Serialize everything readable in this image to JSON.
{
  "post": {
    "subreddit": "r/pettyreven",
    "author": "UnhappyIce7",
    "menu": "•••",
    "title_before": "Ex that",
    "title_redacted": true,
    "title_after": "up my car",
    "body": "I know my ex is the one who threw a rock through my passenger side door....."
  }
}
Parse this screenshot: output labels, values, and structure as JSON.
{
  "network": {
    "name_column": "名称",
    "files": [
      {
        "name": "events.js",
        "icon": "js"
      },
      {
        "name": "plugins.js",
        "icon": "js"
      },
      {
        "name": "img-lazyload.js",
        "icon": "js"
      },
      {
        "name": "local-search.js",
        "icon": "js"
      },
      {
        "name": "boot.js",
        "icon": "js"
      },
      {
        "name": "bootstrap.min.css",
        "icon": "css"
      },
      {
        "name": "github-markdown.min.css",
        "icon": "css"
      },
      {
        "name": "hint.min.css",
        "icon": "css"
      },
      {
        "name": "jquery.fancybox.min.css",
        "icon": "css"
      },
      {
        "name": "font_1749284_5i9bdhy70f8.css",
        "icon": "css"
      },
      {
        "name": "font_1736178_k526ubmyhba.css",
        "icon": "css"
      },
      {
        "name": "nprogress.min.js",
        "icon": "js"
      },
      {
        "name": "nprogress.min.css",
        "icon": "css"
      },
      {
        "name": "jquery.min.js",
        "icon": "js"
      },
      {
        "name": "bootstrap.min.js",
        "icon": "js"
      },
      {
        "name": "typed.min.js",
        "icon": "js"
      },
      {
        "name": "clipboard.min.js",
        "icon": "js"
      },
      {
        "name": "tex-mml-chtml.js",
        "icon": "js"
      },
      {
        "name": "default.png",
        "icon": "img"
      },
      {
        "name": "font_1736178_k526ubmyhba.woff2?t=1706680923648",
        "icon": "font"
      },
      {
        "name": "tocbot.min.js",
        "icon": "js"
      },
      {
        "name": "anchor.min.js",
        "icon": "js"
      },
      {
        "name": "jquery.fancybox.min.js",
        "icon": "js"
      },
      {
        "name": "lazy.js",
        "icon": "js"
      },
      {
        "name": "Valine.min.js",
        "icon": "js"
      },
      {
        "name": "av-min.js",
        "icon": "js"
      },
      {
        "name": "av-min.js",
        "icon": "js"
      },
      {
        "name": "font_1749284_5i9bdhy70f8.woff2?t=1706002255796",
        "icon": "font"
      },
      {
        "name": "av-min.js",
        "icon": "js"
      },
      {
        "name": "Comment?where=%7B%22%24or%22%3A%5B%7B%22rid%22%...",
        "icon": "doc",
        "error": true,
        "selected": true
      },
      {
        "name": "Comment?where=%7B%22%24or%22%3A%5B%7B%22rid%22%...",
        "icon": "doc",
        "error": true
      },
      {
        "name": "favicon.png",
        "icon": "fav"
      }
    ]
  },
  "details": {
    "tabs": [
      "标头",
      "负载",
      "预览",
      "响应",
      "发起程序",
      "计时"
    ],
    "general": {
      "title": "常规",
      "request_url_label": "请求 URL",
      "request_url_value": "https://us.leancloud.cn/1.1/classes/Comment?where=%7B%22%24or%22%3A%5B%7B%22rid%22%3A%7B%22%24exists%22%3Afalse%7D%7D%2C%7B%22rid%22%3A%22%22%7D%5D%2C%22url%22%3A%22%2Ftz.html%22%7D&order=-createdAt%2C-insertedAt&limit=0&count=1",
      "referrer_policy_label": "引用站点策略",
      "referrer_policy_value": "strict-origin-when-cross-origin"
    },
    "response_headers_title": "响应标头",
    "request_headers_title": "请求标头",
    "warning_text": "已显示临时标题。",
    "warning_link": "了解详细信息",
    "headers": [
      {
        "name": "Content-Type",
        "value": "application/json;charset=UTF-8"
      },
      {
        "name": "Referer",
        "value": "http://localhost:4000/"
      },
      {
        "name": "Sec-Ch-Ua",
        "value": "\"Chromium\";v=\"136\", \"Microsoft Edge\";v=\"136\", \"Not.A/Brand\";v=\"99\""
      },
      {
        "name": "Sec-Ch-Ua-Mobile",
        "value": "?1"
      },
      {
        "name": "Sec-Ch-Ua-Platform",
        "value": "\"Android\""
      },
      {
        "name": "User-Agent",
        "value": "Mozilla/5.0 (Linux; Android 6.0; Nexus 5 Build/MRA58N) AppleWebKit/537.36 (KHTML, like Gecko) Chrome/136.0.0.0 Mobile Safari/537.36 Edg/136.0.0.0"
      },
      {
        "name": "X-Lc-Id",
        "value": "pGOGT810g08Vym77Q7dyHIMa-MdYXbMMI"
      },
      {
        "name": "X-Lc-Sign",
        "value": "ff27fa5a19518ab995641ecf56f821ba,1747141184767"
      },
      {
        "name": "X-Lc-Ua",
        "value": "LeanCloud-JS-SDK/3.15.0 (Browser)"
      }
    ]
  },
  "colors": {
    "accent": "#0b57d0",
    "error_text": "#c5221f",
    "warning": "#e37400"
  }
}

* DIRECTIONS
Take the entries above and transcribe them in full.

* EXERCISE SOLUTION
Serialize everything readable in this image to JSON.
{
  "post": {
    "subreddit": "r/pettyreven",
    "author": "UnhappyIce7",
    "menu": "•••",
    "title_before": "Ex that",
    "title_redacted": true,
    "title_after": "up my car",
    "body": "I know my ex is the one who threw a rock through my passenger side door....."
  }
}
Parse this screenshot: output labels, values, and structure as JSON.
{
  "network": {
    "name_column": "名称",
    "files": [
      {
        "name": "events.js",
        "icon": "js"
      },
      {
        "name": "plugins.js",
        "icon": "js"
      },
      {
        "name": "img-lazyload.js",
        "icon": "js"
      },
      {
        "name": "local-search.js",
        "icon": "js"
      },
      {
        "name": "boot.js",
        "icon": "js"
      },
      {
        "name": "bootstrap.min.css",
        "icon": "css"
      },
      {
        "name": "github-markdown.min.css",
        "icon": "css"
      },
      {
        "name": "hint.min.css",
        "icon": "css"
      },
      {
        "name": "jquery.fancybox.min.css",
        "icon": "css"
      },
      {
        "name": "font_1749284_5i9bdhy70f8.css",
        "icon": "css"
      },
      {
        "name": "font_1736178_k526ubmyhba.css",
        "icon": "css"
      },
      {
        "name": "nprogress.min.js",
        "icon": "js"
      },
      {
        "name": "nprogress.min.css",
        "icon": "css"
      },
      {
        "name": "jquery.min.js",
        "icon": "js"
      },
      {
        "name": "bootstrap.min.js",
        "icon": "js"
      },
      {
        "name": "typed.min.js",
        "icon": "js"
      },
      {
        "name": "clipboard.min.js",
        "icon": "js"
      },
      {
        "name": "tex-mml-chtml.js",
        "icon": "js"
      },
      {
        "name": "default.png",
        "icon": "img"
      },
      {
        "name": "font_1736178_k526ubmyhba.woff2?t=1706680923648",
        "icon": "font"
      },
      {
        "name": "tocbot.min.js",
        "icon": "js"
      },
      {
        "name": "anchor.min.js",
        "icon": "js"
      },
      {
        "name": "jquery.fancybox.min.js",
        "icon": "js"
      },
      {
        "name": "lazy.js",
        "icon": "js"
      },
      {
        "name": "Valine.min.js",
        "icon": "js"
      },
      {
        "name": "av-min.js",
        "icon": "js"
      },
      {
        "name": "av-min.js",
        "icon": "js"
      },
      {
        "name": "font_1749284_5i9bdhy70f8.woff2?t=1706002255796",
        "icon": "font"
      },
      {
        "name": "av-min.js",
        "icon": "js"
      },
      {
        "name": "Comment?where=%7B%22%24or%22%3A%5B%7B%22rid%22%...",
        "icon": "doc",
        "error": true,
        "selected": true
      },
      {
        "name": "Comment?where=%7B%22%24or%22%3A%5B%7B%22rid%22%...",
        "icon": "doc",
        "error": true
      },
      {
        "name": "favicon.png",
        "icon": "fav"
      }
    ]
  },
  "details": {
    "tabs": [
      "标头",
      "负载",
      "预览",
      "响应",
      "发起程序",
      "计时"
    ],
    "general": {
      "title": "常规",
      "request_url_label": "请求 URL",
      "request_url_value": "https://us.leancloud.cn/1.1/classes/Comment?where=%7B%22%24or%22%3A%5B%7B%22rid%22%3A%7B%22%24exists%22%3Afalse%7D%7D%2C%7B%22rid%22%3A%22%22%7D%5D%2C%22url%22%3A%22%2Ftz.html%22%7D&order=-createdAt%2C-insertedAt&limit=0&count=1",
      "referrer_policy_label": "引用站点策略",
      "referrer_policy_value": "strict-origin-when-cross-origin"
    },
    "response_headers_title": "响应标头",
    "request_headers_title": "请求标头",
    "warning_text": "已显示临时标题。",
    "warning_link": "了解详细信息",
    "headers": [
      {
        "name": "Content-Type",
        "value": "application/json;charset=UTF-8"
      },
      {
        "name": "Referer",
        "value": "http://localhost:4000/"
      },
      {
        "name": "Sec-Ch-Ua",
        "value": "\"Chromium\";v=\"136\", \"Microsoft Edge\";v=\"136\", \"Not.A/Brand\";v=\"99\""
      },
      {
        "name": "Sec-Ch-Ua-Mobile",
        "value": "?1"
      },
      {
        "name": "Sec-Ch-Ua-Platform",
        "value": "\"Android\""
      },
      {
        "name": "User-Agent",
        "value": "Mozilla/5.0 (Linux; Android 6.0; Nexus 5 Build/MRA58N) AppleWebKit/537.36 (KHTML, like Gecko) Chrome/136.0.0.0 Mobile Safari/537.36 Edg/136.0.0.0"
      },
      {
        "name": "X-Lc-Id",
        "value": "pGOGT810g08Vym77Q7dyHIMa-MdYXbMMI"
      },
      {
        "name": "X-Lc-Sign",
        "value": "ff27fa5a19518ab995641ecf56f821ba,1747141184767"
      },
      {
        "name": "X-Lc-Ua",
        "value": "LeanCloud-JS-SDK/3.15.0 (Browser)"
      }
    ]
  },
  "colors": {
    "accent": "#0b57d0",
    "error_text": "#c5221f",
    "warning": "#e37400"
  }
}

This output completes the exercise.